§ **Saved data entries**:

>>

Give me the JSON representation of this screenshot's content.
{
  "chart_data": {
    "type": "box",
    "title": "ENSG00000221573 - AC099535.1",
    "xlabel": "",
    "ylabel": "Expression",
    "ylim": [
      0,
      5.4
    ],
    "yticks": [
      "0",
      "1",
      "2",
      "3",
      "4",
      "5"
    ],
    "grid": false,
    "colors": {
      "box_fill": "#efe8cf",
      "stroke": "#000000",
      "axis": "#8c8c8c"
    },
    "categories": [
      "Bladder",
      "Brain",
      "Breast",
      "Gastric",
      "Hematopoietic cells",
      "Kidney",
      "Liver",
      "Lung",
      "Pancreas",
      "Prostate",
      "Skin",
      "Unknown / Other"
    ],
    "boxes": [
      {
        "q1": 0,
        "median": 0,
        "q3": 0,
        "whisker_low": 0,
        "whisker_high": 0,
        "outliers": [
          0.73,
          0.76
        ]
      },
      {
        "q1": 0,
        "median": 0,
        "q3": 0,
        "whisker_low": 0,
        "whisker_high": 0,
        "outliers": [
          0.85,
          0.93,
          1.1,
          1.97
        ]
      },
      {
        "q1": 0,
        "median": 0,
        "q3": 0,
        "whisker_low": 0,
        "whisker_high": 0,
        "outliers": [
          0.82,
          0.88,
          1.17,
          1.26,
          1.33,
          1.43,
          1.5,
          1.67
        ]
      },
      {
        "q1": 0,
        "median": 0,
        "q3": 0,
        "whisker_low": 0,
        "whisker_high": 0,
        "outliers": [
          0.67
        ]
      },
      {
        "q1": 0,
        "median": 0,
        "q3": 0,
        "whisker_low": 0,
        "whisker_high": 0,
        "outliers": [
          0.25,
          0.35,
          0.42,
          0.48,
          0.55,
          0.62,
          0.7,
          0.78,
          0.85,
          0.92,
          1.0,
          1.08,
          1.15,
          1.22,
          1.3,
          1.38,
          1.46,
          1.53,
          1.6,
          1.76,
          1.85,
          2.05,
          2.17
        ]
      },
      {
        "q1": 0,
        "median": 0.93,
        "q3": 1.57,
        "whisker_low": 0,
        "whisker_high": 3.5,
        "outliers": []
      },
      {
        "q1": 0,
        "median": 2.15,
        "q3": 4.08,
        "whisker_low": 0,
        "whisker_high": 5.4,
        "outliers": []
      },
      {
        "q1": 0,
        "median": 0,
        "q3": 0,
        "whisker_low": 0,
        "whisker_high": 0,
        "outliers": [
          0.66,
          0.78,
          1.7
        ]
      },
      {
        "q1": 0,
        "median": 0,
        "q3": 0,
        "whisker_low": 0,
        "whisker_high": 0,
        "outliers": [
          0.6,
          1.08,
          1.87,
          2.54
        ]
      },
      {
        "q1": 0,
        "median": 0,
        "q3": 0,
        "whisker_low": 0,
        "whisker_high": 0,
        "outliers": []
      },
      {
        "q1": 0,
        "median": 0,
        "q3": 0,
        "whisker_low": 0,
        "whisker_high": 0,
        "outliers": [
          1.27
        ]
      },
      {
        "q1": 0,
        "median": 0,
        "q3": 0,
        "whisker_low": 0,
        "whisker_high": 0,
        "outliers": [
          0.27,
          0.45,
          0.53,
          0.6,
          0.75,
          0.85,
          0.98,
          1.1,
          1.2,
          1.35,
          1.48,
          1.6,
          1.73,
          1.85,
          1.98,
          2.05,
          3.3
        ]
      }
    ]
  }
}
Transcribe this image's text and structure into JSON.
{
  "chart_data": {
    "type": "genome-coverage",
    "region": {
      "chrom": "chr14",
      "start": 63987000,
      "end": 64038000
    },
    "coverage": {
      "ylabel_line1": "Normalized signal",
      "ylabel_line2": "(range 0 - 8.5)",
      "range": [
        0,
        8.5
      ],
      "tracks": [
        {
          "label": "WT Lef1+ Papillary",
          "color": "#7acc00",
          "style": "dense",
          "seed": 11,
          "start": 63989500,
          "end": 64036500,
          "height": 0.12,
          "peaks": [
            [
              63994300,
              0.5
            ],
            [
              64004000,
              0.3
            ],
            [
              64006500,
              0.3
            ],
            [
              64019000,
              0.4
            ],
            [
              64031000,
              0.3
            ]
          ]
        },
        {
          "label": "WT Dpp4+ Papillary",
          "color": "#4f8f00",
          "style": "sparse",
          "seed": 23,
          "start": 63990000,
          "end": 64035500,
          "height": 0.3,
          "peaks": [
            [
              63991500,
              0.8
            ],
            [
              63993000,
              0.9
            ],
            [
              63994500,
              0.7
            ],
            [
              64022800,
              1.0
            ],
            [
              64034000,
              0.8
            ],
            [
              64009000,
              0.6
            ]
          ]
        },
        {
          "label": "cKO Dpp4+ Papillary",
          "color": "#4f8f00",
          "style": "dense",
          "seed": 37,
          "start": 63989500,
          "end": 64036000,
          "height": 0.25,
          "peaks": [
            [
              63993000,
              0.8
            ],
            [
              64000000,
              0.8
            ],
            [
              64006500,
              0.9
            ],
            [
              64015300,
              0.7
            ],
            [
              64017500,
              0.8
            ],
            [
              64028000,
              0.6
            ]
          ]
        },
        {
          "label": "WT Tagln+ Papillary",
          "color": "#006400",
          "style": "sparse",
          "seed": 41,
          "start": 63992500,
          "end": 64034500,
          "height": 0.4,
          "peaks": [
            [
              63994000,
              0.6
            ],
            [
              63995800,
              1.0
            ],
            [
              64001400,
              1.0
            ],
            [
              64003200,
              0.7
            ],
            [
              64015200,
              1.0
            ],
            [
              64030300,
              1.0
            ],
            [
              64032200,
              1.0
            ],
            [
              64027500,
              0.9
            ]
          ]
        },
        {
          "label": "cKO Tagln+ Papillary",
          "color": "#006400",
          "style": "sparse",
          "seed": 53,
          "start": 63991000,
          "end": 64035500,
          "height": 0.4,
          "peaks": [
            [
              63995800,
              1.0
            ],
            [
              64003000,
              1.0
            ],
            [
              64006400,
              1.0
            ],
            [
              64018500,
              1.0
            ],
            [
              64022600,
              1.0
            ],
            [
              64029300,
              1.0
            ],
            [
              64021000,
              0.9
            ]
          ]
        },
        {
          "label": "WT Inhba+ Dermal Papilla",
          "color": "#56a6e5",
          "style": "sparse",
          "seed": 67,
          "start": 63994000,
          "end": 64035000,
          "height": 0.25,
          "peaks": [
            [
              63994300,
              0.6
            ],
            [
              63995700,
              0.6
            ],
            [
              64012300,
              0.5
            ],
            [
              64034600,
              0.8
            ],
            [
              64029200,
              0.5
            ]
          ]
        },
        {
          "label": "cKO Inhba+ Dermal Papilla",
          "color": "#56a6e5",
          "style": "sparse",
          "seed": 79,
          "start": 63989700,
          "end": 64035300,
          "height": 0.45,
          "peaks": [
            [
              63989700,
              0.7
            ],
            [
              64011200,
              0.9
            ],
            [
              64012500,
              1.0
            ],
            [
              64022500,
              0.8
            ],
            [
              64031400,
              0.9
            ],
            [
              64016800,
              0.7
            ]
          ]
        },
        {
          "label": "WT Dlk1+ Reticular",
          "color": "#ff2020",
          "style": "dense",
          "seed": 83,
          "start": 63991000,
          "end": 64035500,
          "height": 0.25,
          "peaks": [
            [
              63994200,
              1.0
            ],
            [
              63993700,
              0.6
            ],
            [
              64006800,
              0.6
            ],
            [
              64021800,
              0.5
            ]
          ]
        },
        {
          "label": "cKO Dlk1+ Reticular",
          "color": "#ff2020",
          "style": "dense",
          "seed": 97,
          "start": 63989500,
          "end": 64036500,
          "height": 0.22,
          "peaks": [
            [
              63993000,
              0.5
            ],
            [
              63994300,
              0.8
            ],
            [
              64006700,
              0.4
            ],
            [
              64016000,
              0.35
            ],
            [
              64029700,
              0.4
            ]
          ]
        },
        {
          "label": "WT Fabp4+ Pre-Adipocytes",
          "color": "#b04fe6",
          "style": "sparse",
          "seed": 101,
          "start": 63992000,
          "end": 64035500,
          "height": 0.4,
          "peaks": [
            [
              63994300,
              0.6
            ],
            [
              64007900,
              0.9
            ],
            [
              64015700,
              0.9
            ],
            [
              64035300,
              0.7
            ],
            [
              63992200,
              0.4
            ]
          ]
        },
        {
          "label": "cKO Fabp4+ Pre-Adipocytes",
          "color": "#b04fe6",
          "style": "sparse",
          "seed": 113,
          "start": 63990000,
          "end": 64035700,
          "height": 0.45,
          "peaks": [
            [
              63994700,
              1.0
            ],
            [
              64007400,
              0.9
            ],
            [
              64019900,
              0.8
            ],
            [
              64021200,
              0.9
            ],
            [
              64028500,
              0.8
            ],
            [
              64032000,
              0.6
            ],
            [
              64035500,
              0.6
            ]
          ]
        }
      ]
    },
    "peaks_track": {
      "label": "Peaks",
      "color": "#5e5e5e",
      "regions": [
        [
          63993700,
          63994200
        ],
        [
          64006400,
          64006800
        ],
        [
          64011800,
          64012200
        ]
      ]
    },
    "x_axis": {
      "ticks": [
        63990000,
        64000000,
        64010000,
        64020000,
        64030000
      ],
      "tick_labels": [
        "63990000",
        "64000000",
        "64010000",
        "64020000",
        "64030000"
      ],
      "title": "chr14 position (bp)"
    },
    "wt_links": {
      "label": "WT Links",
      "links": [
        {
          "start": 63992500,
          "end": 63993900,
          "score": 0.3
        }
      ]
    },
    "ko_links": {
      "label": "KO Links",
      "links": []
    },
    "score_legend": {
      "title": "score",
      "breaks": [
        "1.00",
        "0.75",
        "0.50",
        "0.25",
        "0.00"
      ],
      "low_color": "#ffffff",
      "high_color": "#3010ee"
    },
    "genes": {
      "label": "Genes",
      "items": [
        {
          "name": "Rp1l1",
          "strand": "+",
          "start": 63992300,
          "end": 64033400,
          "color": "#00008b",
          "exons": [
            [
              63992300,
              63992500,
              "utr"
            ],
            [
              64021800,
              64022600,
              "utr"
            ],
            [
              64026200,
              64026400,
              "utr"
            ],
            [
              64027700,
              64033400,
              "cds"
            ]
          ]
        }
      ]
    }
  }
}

<<

§ **Task goal**: Look through the data above and return each line where the string "Papillary" occurs.

§ **Result of this exercise**:
          "label": "WT Lef1+ Papillary",
          "label": "WT Dpp4+ Papillary",
          "label": "cKO Dpp4+ Papillary",
          "label": "WT Tagln+ Papillary",
          "label": "cKO Tagln+ Papillary",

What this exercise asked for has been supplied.